■ **Instruction**: Spot each line in the records below where the word "Pool" occurs, then copy it.

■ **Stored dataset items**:
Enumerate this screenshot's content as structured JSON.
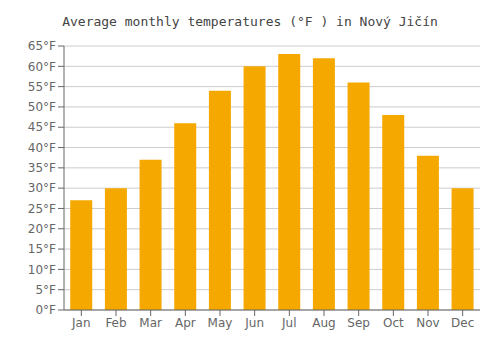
{
  "chart_data": {
    "type": "bar",
    "title": "Average monthly temperatures (°F ) in Nový Jičín",
    "categories": [
      "Jan",
      "Feb",
      "Mar",
      "Apr",
      "May",
      "Jun",
      "Jul",
      "Aug",
      "Sep",
      "Oct",
      "Nov",
      "Dec"
    ],
    "values": [
      27,
      30,
      37,
      46,
      54,
      60,
      63,
      62,
      56,
      48,
      38,
      30
    ],
    "color": "#F5A800",
    "ylim": [
      0,
      65
    ],
    "yticks": [
      {
        "value": 0,
        "label": "0°F"
      },
      {
        "value": 5,
        "label": "5°F"
      },
      {
        "value": 10,
        "label": "10°F"
      },
      {
        "value": 15,
        "label": "15°F"
      },
      {
        "value": 20,
        "label": "20°F"
      },
      {
        "value": 25,
        "label": "25°F"
      },
      {
        "value": 30,
        "label": "30°F"
      },
      {
        "value": 35,
        "label": "35°F"
      },
      {
        "value": 40,
        "label": "40°F"
      },
      {
        "value": 45,
        "label": "45°F"
      },
      {
        "value": 50,
        "label": "50°F"
      },
      {
        "value": 55,
        "label": "55°F"
      },
      {
        "value": 60,
        "label": "60°F"
      },
      {
        "value": 65,
        "label": "65°F"
      }
    ],
    "grid": true
  }
}
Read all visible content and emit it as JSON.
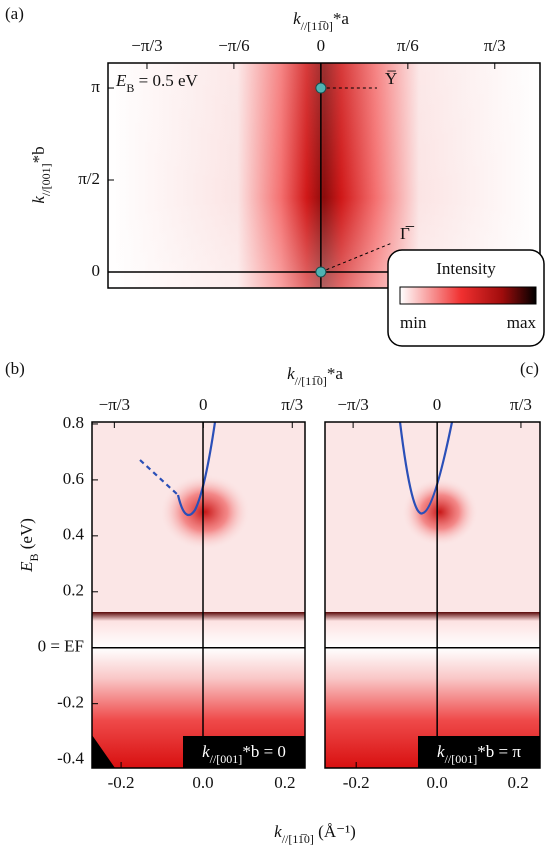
{
  "chart_data": [
    {
      "type": "heatmap",
      "panel_label": "(a)",
      "xlabel": [
        "k",
        "//[11̅0]",
        "*a"
      ],
      "ylabel": [
        "k",
        "//[001]",
        "*b"
      ],
      "inset": [
        "E",
        "B",
        " = 0.5 eV"
      ],
      "annotations": [
        "Y̅",
        "Γ̅"
      ],
      "colorbar": {
        "title": "Intensity",
        "min_label": "min",
        "max_label": "max"
      },
      "xlim": [
        -0.408,
        0.42
      ],
      "xticks": [
        {
          "value": -0.3333,
          "label": "−π/3"
        },
        {
          "value": -0.1667,
          "label": "−π/6"
        },
        0,
        {
          "value": 0.1667,
          "label": "π/6"
        },
        {
          "value": 0.3333,
          "label": "π/3"
        }
      ],
      "ylim": [
        -0.087,
        1.136
      ],
      "yticks": [
        0,
        {
          "value": 0.5,
          "label": "π/2"
        },
        {
          "value": 1,
          "label": "π"
        }
      ]
    },
    {
      "type": "heatmap",
      "panel_label": "(b)",
      "x2label": [
        "k",
        "//[11̅0]",
        "*a"
      ],
      "xlabel": [
        "k",
        "//[11̅0]",
        " (Å⁻¹)"
      ],
      "ylabel": [
        "E",
        "B",
        " (eV)"
      ],
      "tag": [
        "k",
        "//[001]",
        "*b = 0"
      ],
      "xlim": [
        -0.271,
        0.249
      ],
      "xticks": [
        {
          "value": -0.2,
          "label": "-0.2"
        },
        {
          "value": 0,
          "label": "0.0"
        },
        {
          "value": 0.2,
          "label": "0.2"
        }
      ],
      "x2lim": [
        -0.417,
        0.381
      ],
      "x2ticks": [
        {
          "value": -0.3333,
          "label": "−π/3"
        },
        0,
        {
          "value": 0.3333,
          "label": "π/3"
        }
      ],
      "ylim": [
        -0.43,
        0.807
      ],
      "yticks": [
        {
          "value": -0.4,
          "label": "-0.4"
        },
        {
          "value": -0.2,
          "label": "-0.2"
        },
        {
          "value": 0,
          "label": "0 = EF"
        },
        0.2,
        0.4,
        0.6,
        0.8
      ]
    },
    {
      "type": "heatmap",
      "panel_label": "(c)",
      "tag": [
        "k",
        "//[001]",
        "*b = π"
      ],
      "xlim": [
        -0.277,
        0.254
      ],
      "xticks": [
        {
          "value": -0.2,
          "label": "-0.2"
        },
        {
          "value": 0,
          "label": "0.0"
        },
        {
          "value": 0.2,
          "label": "0.2"
        }
      ],
      "x2lim": [
        -0.445,
        0.409
      ],
      "x2ticks": [
        {
          "value": -0.3333,
          "label": "−π/3"
        },
        0,
        {
          "value": 0.3333,
          "label": "π/3"
        }
      ],
      "ylim": [
        -0.43,
        0.807
      ]
    }
  ]
}
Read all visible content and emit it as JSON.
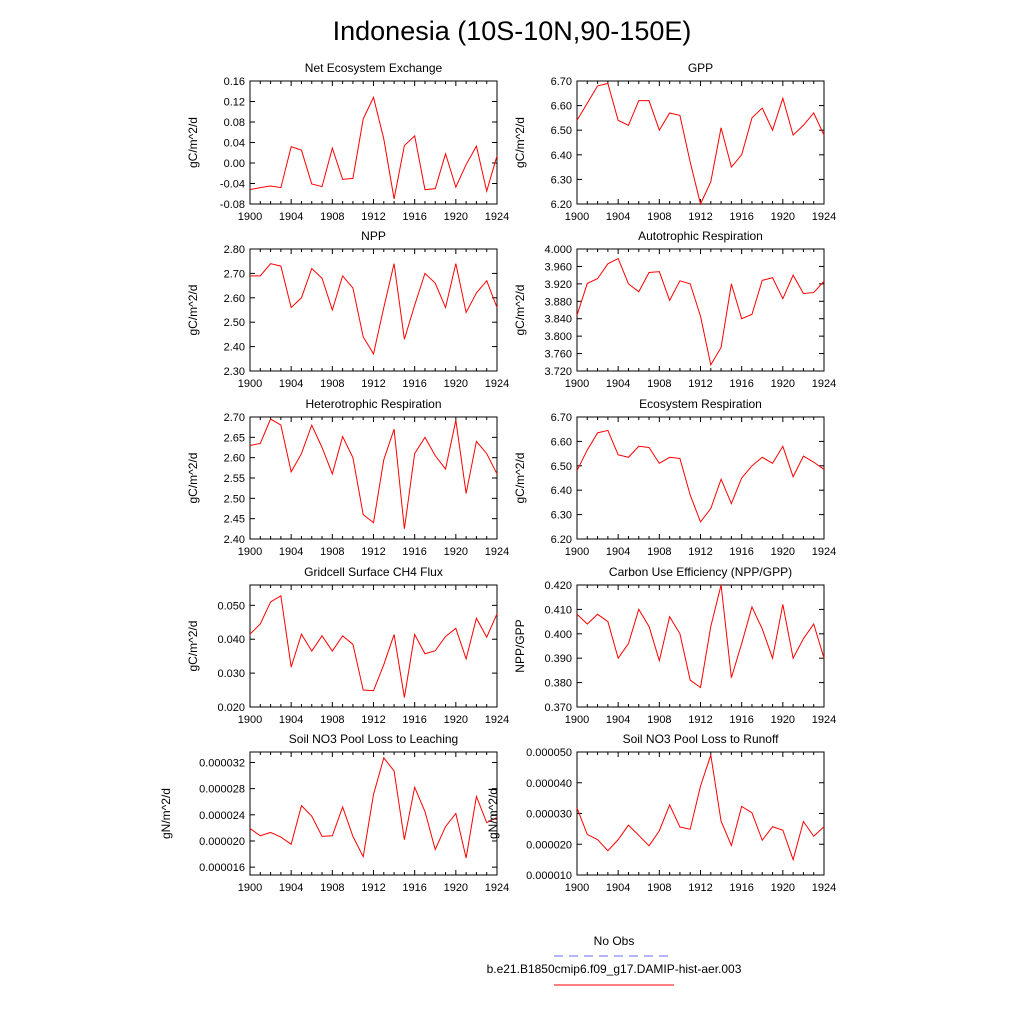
{
  "title": "Indonesia (10S-10N,90-150E)",
  "colors": {
    "series": "#ff0000",
    "no_obs": "#6b6bff",
    "frame": "#000000"
  },
  "legend": [
    {
      "label": "No Obs",
      "style": "dashed",
      "color": "#6b6bff"
    },
    {
      "label": "b.e21.B1850cmip6.f09_g17.DAMIP-hist-aer.003",
      "style": "solid",
      "color": "#ff0000"
    }
  ],
  "chart_data": [
    {
      "type": "line",
      "title": "Net Ecosystem Exchange",
      "ylabel": "gC/m^2/d",
      "xlim": [
        1900,
        1924
      ],
      "ylim": [
        -0.08,
        0.16
      ],
      "xticks": [
        "1900",
        "1904",
        "1908",
        "1912",
        "1916",
        "1920",
        "1924"
      ],
      "yticks": [
        "-0.08",
        "-0.04",
        "0.00",
        "0.04",
        "0.08",
        "0.12",
        "0.16"
      ],
      "series": [
        {
          "x": [
            1900,
            1901,
            1902,
            1903,
            1904,
            1905,
            1906,
            1907,
            1908,
            1909,
            1910,
            1911,
            1912,
            1913,
            1914,
            1915,
            1916,
            1917,
            1918,
            1919,
            1920,
            1921,
            1922,
            1923,
            1924
          ],
          "values": [
            -0.052,
            -0.048,
            -0.045,
            -0.048,
            0.032,
            0.025,
            -0.041,
            -0.046,
            0.029,
            -0.032,
            -0.03,
            0.086,
            0.128,
            0.047,
            -0.07,
            0.034,
            0.053,
            -0.052,
            -0.05,
            0.018,
            -0.047,
            -0.003,
            0.033,
            -0.055,
            0.014
          ]
        }
      ]
    },
    {
      "type": "line",
      "title": "GPP",
      "ylabel": "gC/m^2/d",
      "xlim": [
        1900,
        1924
      ],
      "ylim": [
        6.2,
        6.7
      ],
      "xticks": [
        "1900",
        "1904",
        "1908",
        "1912",
        "1916",
        "1920",
        "1924"
      ],
      "yticks": [
        "6.20",
        "6.30",
        "6.40",
        "6.50",
        "6.60",
        "6.70"
      ],
      "series": [
        {
          "x": [
            1900,
            1901,
            1902,
            1903,
            1904,
            1905,
            1906,
            1907,
            1908,
            1909,
            1910,
            1911,
            1912,
            1913,
            1914,
            1915,
            1916,
            1917,
            1918,
            1919,
            1920,
            1921,
            1922,
            1923,
            1924
          ],
          "values": [
            6.54,
            6.61,
            6.68,
            6.69,
            6.54,
            6.52,
            6.62,
            6.62,
            6.5,
            6.57,
            6.56,
            6.37,
            6.2,
            6.29,
            6.51,
            6.35,
            6.4,
            6.55,
            6.59,
            6.5,
            6.63,
            6.48,
            6.52,
            6.57,
            6.48
          ]
        }
      ]
    },
    {
      "type": "line",
      "title": "NPP",
      "ylabel": "gC/m^2/d",
      "xlim": [
        1900,
        1924
      ],
      "ylim": [
        2.3,
        2.8
      ],
      "xticks": [
        "1900",
        "1904",
        "1908",
        "1912",
        "1916",
        "1920",
        "1924"
      ],
      "yticks": [
        "2.30",
        "2.40",
        "2.50",
        "2.60",
        "2.70",
        "2.80"
      ],
      "series": [
        {
          "x": [
            1900,
            1901,
            1902,
            1903,
            1904,
            1905,
            1906,
            1907,
            1908,
            1909,
            1910,
            1911,
            1912,
            1913,
            1914,
            1915,
            1916,
            1917,
            1918,
            1919,
            1920,
            1921,
            1922,
            1923,
            1924
          ],
          "values": [
            2.69,
            2.69,
            2.74,
            2.73,
            2.56,
            2.6,
            2.72,
            2.68,
            2.55,
            2.69,
            2.64,
            2.44,
            2.37,
            2.56,
            2.74,
            2.43,
            2.57,
            2.7,
            2.66,
            2.56,
            2.74,
            2.54,
            2.62,
            2.67,
            2.56
          ]
        }
      ]
    },
    {
      "type": "line",
      "title": "Autotrophic Respiration",
      "ylabel": "gC/m^2/d",
      "xlim": [
        1900,
        1924
      ],
      "ylim": [
        3.72,
        4.0
      ],
      "xticks": [
        "1900",
        "1904",
        "1908",
        "1912",
        "1916",
        "1920",
        "1924"
      ],
      "yticks": [
        "3.720",
        "3.760",
        "3.800",
        "3.840",
        "3.880",
        "3.920",
        "3.960",
        "4.000"
      ],
      "series": [
        {
          "x": [
            1900,
            1901,
            1902,
            1903,
            1904,
            1905,
            1906,
            1907,
            1908,
            1909,
            1910,
            1911,
            1912,
            1913,
            1914,
            1915,
            1916,
            1917,
            1918,
            1919,
            1920,
            1921,
            1922,
            1923,
            1924
          ],
          "values": [
            3.848,
            3.921,
            3.932,
            3.966,
            3.978,
            3.92,
            3.902,
            3.946,
            3.948,
            3.882,
            3.927,
            3.92,
            3.846,
            3.734,
            3.774,
            3.92,
            3.84,
            3.85,
            3.928,
            3.934,
            3.886,
            3.94,
            3.898,
            3.9,
            3.926
          ]
        }
      ]
    },
    {
      "type": "line",
      "title": "Heterotrophic Respiration",
      "ylabel": "gC/m^2/d",
      "xlim": [
        1900,
        1924
      ],
      "ylim": [
        2.4,
        2.7
      ],
      "xticks": [
        "1900",
        "1904",
        "1908",
        "1912",
        "1916",
        "1920",
        "1924"
      ],
      "yticks": [
        "2.40",
        "2.45",
        "2.50",
        "2.55",
        "2.60",
        "2.65",
        "2.70"
      ],
      "series": [
        {
          "x": [
            1900,
            1901,
            1902,
            1903,
            1904,
            1905,
            1906,
            1907,
            1908,
            1909,
            1910,
            1911,
            1912,
            1913,
            1914,
            1915,
            1916,
            1917,
            1918,
            1919,
            1920,
            1921,
            1922,
            1923,
            1924
          ],
          "values": [
            2.63,
            2.635,
            2.695,
            2.68,
            2.565,
            2.61,
            2.68,
            2.625,
            2.56,
            2.652,
            2.6,
            2.46,
            2.44,
            2.595,
            2.67,
            2.425,
            2.61,
            2.65,
            2.605,
            2.572,
            2.692,
            2.512,
            2.64,
            2.61,
            2.56
          ]
        }
      ]
    },
    {
      "type": "line",
      "title": "Ecosystem Respiration",
      "ylabel": "gC/m^2/d",
      "xlim": [
        1900,
        1924
      ],
      "ylim": [
        6.2,
        6.7
      ],
      "xticks": [
        "1900",
        "1904",
        "1908",
        "1912",
        "1916",
        "1920",
        "1924"
      ],
      "yticks": [
        "6.20",
        "6.30",
        "6.40",
        "6.50",
        "6.60",
        "6.70"
      ],
      "series": [
        {
          "x": [
            1900,
            1901,
            1902,
            1903,
            1904,
            1905,
            1906,
            1907,
            1908,
            1909,
            1910,
            1911,
            1912,
            1913,
            1914,
            1915,
            1916,
            1917,
            1918,
            1919,
            1920,
            1921,
            1922,
            1923,
            1924
          ],
          "values": [
            6.48,
            6.565,
            6.635,
            6.645,
            6.545,
            6.535,
            6.58,
            6.575,
            6.51,
            6.535,
            6.53,
            6.38,
            6.27,
            6.325,
            6.445,
            6.345,
            6.45,
            6.5,
            6.535,
            6.51,
            6.58,
            6.455,
            6.54,
            6.515,
            6.485
          ]
        }
      ]
    },
    {
      "type": "line",
      "title": "Gridcell Surface CH4 Flux",
      "ylabel": "gC/m^2/d",
      "xlim": [
        1900,
        1924
      ],
      "ylim": [
        0.02,
        0.056
      ],
      "xticks": [
        "1900",
        "1904",
        "1908",
        "1912",
        "1916",
        "1920",
        "1924"
      ],
      "yticks": [
        "0.020",
        "0.030",
        "0.040",
        "0.050"
      ],
      "series": [
        {
          "x": [
            1900,
            1901,
            1902,
            1903,
            1904,
            1905,
            1906,
            1907,
            1908,
            1909,
            1910,
            1911,
            1912,
            1913,
            1914,
            1915,
            1916,
            1917,
            1918,
            1919,
            1920,
            1921,
            1922,
            1923,
            1924
          ],
          "values": [
            0.0415,
            0.0445,
            0.051,
            0.0528,
            0.0318,
            0.0415,
            0.0365,
            0.041,
            0.0365,
            0.041,
            0.0385,
            0.025,
            0.0248,
            0.0325,
            0.0414,
            0.0228,
            0.0414,
            0.0357,
            0.0366,
            0.0408,
            0.0432,
            0.0342,
            0.0462,
            0.0406,
            0.0475
          ]
        }
      ]
    },
    {
      "type": "line",
      "title": "Carbon Use Efficiency (NPP/GPP)",
      "ylabel": "NPP/GPP",
      "xlim": [
        1900,
        1924
      ],
      "ylim": [
        0.37,
        0.42
      ],
      "xticks": [
        "1900",
        "1904",
        "1908",
        "1912",
        "1916",
        "1920",
        "1924"
      ],
      "yticks": [
        "0.370",
        "0.380",
        "0.390",
        "0.400",
        "0.410",
        "0.420"
      ],
      "series": [
        {
          "x": [
            1900,
            1901,
            1902,
            1903,
            1904,
            1905,
            1906,
            1907,
            1908,
            1909,
            1910,
            1911,
            1912,
            1913,
            1914,
            1915,
            1916,
            1917,
            1918,
            1919,
            1920,
            1921,
            1922,
            1923,
            1924
          ],
          "values": [
            0.408,
            0.404,
            0.408,
            0.405,
            0.39,
            0.396,
            0.41,
            0.403,
            0.389,
            0.407,
            0.4,
            0.381,
            0.378,
            0.403,
            0.42,
            0.382,
            0.396,
            0.411,
            0.402,
            0.39,
            0.412,
            0.39,
            0.398,
            0.404,
            0.39
          ]
        }
      ]
    },
    {
      "type": "line",
      "title": "Soil NO3 Pool Loss to Leaching",
      "ylabel": "gN/m^2/d",
      "xlim": [
        1900,
        1924
      ],
      "ylim": [
        1.48e-05,
        3.36e-05
      ],
      "xticks": [
        "1900",
        "1904",
        "1908",
        "1912",
        "1916",
        "1920",
        "1924"
      ],
      "yticks": [
        "0.000016",
        "0.000020",
        "0.000024",
        "0.000028",
        "0.000032"
      ],
      "series": [
        {
          "x": [
            1900,
            1901,
            1902,
            1903,
            1904,
            1905,
            1906,
            1907,
            1908,
            1909,
            1910,
            1911,
            1912,
            1913,
            1914,
            1915,
            1916,
            1917,
            1918,
            1919,
            1920,
            1921,
            1922,
            1923,
            1924
          ],
          "values": [
            2.19e-05,
            2.08e-05,
            2.13e-05,
            2.06e-05,
            1.95e-05,
            2.54e-05,
            2.38e-05,
            2.07e-05,
            2.08e-05,
            2.52e-05,
            2.07e-05,
            1.76e-05,
            2.71e-05,
            3.27e-05,
            3.07e-05,
            2.02e-05,
            2.82e-05,
            2.45e-05,
            1.87e-05,
            2.22e-05,
            2.42e-05,
            1.74e-05,
            2.68e-05,
            2.28e-05,
            2.36e-05
          ]
        }
      ]
    },
    {
      "type": "line",
      "title": "Soil NO3 Pool Loss to Runoff",
      "ylabel": "gN/m^2/d",
      "xlim": [
        1900,
        1924
      ],
      "ylim": [
        1e-05,
        5e-05
      ],
      "xticks": [
        "1900",
        "1904",
        "1908",
        "1912",
        "1916",
        "1920",
        "1924"
      ],
      "yticks": [
        "0.000010",
        "0.000020",
        "0.000030",
        "0.000040",
        "0.000050"
      ],
      "series": [
        {
          "x": [
            1900,
            1901,
            1902,
            1903,
            1904,
            1905,
            1906,
            1907,
            1908,
            1909,
            1910,
            1911,
            1912,
            1913,
            1914,
            1915,
            1916,
            1917,
            1918,
            1919,
            1920,
            1921,
            1922,
            1923,
            1924
          ],
          "values": [
            3.18e-05,
            2.32e-05,
            2.15e-05,
            1.79e-05,
            2.15e-05,
            2.62e-05,
            2.29e-05,
            1.95e-05,
            2.44e-05,
            3.28e-05,
            2.56e-05,
            2.49e-05,
            3.89e-05,
            4.9e-05,
            2.75e-05,
            1.96e-05,
            3.23e-05,
            3.02e-05,
            2.13e-05,
            2.57e-05,
            2.46e-05,
            1.5e-05,
            2.74e-05,
            2.26e-05,
            2.57e-05
          ]
        }
      ]
    }
  ]
}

■ **Completed exercise**:
      "title": "Soil NO3 Pool Loss to Leaching",
      "title": "Soil NO3 Pool Loss to Runoff",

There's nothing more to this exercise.